[Rows from a dataset]
================
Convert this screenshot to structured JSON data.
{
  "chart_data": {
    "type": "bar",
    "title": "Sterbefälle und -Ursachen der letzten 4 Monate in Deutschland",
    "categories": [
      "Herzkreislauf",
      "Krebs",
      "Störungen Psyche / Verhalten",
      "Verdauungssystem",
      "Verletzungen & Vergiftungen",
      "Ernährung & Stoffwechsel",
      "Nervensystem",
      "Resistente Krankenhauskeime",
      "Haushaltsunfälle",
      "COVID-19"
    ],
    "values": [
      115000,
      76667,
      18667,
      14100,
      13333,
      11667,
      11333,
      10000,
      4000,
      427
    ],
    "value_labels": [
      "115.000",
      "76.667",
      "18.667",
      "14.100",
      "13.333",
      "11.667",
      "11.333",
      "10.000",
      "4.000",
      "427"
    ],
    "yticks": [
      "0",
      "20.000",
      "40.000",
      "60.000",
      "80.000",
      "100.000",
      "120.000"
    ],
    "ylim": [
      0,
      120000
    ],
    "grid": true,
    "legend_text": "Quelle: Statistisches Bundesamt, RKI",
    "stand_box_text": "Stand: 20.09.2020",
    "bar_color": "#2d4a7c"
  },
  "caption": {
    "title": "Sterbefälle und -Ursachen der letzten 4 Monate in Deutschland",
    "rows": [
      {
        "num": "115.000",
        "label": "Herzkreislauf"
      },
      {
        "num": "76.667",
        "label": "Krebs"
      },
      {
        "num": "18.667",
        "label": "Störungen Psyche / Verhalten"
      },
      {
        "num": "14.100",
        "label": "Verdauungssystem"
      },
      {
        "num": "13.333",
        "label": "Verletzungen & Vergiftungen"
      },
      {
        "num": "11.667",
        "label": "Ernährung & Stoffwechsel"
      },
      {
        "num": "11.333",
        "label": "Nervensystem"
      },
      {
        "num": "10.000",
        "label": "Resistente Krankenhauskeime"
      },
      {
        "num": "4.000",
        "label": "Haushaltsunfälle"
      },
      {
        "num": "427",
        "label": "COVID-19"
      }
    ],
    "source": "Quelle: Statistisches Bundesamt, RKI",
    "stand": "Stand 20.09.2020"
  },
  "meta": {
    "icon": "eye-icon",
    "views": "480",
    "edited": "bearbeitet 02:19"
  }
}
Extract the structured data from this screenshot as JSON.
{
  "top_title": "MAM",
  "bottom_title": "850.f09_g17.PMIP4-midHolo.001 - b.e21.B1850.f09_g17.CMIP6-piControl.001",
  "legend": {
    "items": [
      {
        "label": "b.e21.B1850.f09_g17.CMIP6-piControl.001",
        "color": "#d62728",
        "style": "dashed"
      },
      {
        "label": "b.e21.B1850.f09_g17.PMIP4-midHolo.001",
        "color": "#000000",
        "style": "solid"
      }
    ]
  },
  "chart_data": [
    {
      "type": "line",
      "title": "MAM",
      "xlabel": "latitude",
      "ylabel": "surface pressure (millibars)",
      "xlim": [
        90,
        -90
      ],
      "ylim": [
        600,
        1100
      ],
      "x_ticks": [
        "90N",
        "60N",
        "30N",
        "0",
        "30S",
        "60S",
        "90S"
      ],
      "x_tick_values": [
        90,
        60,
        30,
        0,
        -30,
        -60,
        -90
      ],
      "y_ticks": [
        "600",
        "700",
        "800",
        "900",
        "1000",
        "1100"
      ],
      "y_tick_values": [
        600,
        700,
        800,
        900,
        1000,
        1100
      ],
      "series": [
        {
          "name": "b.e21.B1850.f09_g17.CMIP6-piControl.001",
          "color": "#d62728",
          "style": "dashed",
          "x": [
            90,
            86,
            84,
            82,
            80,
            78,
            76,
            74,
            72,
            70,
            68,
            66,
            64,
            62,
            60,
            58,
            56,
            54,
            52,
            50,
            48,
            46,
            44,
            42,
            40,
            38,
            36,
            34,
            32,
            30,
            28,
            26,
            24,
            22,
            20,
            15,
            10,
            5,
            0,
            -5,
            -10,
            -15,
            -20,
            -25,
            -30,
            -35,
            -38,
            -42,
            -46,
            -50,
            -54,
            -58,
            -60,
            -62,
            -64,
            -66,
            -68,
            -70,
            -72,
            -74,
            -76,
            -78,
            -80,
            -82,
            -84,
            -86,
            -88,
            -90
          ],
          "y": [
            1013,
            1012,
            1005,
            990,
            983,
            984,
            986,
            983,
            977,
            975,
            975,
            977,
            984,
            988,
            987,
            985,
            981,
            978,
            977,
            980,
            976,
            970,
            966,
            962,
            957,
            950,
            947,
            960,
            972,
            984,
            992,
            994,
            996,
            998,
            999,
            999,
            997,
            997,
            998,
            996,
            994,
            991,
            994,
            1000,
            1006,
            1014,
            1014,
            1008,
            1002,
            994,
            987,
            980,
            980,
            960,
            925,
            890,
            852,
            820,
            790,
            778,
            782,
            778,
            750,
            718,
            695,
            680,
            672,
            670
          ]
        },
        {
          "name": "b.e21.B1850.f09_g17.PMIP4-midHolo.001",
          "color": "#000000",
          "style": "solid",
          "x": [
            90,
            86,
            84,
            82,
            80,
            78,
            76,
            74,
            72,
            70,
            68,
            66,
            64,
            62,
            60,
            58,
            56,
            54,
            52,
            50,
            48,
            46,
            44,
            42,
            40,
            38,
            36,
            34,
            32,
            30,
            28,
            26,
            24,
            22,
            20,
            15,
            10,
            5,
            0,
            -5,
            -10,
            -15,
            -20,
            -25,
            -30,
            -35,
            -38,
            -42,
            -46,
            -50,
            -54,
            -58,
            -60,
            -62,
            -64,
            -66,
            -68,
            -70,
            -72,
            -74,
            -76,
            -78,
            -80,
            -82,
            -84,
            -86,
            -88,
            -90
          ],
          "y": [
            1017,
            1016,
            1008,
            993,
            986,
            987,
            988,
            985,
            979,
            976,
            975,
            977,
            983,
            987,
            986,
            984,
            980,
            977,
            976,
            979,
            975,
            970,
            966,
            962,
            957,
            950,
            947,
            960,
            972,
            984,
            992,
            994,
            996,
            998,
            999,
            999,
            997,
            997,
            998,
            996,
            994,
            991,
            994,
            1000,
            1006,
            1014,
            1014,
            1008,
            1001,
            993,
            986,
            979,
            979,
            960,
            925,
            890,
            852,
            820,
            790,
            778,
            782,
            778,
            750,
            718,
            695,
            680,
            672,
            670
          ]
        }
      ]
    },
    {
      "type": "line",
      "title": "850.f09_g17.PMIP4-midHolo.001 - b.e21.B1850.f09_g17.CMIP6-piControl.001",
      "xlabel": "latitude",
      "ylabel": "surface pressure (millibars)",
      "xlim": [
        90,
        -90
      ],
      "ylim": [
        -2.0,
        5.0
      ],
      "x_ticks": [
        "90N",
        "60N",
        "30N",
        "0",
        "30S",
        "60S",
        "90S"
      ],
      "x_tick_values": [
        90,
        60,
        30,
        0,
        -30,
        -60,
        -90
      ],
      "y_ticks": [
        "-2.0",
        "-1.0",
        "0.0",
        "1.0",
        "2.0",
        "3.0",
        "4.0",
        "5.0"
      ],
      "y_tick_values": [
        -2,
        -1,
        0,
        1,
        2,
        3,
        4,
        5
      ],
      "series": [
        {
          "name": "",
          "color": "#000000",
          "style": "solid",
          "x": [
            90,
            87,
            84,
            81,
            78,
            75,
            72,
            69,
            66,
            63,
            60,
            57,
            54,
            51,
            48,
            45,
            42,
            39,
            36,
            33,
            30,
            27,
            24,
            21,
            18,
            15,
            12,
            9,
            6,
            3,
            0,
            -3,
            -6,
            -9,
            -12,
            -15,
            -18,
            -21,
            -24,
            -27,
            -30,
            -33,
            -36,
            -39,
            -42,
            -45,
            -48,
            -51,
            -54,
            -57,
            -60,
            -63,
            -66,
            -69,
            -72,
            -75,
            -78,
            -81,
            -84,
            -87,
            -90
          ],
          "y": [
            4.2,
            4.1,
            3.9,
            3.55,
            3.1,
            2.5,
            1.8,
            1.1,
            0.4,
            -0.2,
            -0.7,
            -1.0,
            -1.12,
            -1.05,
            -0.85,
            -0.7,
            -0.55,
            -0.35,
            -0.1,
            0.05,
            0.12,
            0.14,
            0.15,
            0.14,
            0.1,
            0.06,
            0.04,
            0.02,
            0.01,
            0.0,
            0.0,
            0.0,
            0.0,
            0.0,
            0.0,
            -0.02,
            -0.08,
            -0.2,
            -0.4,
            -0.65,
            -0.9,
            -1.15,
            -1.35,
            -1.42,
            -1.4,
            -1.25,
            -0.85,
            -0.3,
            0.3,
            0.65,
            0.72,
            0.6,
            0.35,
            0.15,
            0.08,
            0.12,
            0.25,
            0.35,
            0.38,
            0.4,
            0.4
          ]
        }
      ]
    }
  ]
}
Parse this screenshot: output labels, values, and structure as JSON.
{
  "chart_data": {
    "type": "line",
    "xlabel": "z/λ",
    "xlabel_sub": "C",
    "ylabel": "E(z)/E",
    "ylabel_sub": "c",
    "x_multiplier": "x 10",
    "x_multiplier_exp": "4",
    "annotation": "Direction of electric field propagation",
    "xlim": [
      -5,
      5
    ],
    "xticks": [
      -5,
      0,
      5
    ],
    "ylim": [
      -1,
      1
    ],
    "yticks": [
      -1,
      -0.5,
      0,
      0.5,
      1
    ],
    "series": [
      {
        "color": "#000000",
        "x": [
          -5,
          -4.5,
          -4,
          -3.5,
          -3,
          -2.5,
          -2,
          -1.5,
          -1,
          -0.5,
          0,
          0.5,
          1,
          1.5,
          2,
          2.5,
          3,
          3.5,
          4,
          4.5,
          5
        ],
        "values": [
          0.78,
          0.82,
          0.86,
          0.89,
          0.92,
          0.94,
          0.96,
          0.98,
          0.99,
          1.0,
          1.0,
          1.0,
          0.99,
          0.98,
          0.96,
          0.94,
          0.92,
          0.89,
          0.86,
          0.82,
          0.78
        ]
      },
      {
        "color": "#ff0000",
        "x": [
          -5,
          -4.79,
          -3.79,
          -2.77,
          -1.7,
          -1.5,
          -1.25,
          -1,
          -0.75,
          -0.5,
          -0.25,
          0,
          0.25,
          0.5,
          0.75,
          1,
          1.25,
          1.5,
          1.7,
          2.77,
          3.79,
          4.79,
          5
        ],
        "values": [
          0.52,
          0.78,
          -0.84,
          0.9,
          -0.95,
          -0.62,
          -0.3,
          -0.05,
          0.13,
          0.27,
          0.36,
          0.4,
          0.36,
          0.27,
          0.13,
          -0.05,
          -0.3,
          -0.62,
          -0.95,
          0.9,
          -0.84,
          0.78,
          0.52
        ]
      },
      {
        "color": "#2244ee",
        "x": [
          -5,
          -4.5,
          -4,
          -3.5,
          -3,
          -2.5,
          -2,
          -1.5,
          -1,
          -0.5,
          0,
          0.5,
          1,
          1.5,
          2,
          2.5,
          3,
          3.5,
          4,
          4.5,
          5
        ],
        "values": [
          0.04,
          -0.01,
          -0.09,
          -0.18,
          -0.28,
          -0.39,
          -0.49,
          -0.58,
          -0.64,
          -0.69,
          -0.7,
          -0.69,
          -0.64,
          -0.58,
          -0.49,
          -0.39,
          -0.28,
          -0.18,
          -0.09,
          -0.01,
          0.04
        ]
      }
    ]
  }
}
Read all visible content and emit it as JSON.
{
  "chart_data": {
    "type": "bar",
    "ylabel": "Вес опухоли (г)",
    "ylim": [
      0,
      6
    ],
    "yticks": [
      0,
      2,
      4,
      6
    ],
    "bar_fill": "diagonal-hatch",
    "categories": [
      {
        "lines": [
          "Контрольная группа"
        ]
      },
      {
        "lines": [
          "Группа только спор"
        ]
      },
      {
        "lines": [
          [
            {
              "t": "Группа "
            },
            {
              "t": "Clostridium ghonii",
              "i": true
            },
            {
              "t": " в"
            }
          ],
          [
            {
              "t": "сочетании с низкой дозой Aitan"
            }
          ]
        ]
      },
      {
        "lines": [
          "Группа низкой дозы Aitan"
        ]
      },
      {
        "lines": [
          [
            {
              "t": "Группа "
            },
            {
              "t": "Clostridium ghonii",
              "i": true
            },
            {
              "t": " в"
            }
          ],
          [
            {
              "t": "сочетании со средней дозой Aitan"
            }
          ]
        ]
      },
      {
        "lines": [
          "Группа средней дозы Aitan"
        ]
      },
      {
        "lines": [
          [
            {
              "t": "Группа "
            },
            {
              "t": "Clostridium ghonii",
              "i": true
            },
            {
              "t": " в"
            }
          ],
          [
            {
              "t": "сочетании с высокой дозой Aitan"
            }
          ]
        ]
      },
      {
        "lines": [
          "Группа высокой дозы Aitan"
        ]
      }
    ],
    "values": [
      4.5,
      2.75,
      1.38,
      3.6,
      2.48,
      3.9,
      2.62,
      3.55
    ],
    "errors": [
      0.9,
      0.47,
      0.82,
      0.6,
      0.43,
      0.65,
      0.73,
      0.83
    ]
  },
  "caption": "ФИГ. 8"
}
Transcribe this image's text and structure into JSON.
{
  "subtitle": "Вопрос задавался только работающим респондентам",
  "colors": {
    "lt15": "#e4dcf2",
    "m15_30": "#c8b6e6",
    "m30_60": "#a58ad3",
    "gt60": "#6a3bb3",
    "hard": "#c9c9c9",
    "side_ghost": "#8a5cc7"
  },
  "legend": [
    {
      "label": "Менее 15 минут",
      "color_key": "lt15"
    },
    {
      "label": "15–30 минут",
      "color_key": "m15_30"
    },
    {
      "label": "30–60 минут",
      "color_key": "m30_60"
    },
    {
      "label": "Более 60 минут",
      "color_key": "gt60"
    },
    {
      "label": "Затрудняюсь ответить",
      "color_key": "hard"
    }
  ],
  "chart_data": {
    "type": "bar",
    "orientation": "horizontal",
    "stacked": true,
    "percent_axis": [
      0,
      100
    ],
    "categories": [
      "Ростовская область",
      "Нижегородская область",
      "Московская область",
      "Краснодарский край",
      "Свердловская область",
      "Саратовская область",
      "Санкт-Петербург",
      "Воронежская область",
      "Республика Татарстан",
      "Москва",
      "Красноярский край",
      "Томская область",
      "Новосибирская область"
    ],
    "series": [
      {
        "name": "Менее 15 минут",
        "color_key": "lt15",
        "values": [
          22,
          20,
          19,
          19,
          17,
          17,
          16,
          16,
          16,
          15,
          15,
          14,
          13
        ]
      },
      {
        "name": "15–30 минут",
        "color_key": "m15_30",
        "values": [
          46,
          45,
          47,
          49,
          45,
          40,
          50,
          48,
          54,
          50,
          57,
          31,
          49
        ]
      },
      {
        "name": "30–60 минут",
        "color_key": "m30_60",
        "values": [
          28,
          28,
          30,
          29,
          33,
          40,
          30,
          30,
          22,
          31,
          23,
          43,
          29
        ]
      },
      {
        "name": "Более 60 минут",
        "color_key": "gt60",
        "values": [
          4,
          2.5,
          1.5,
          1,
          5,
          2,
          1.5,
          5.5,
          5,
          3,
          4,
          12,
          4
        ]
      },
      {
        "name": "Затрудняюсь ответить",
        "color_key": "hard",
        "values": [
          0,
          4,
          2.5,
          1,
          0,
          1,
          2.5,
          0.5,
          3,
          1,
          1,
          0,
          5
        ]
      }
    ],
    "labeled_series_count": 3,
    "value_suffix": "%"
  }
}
================
**TASK TO CARRY OUT:** Pull out every line of the records above that contains the word "midHolo".

**COMPLETED TASK:**
  "bottom_title": "850.f09_g17.PMIP4-midHolo.001 - b.e21.B1850.f09_g17.CMIP6-piControl.001",
        "label": "b.e21.B1850.f09_g17.PMIP4-midHolo.001",
          "name": "b.e21.B1850.f09_g17.PMIP4-midHolo.001",
      "title": "850.f09_g17.PMIP4-midHolo.001 - b.e21.B1850.f09_g17.CMIP6-piControl.001",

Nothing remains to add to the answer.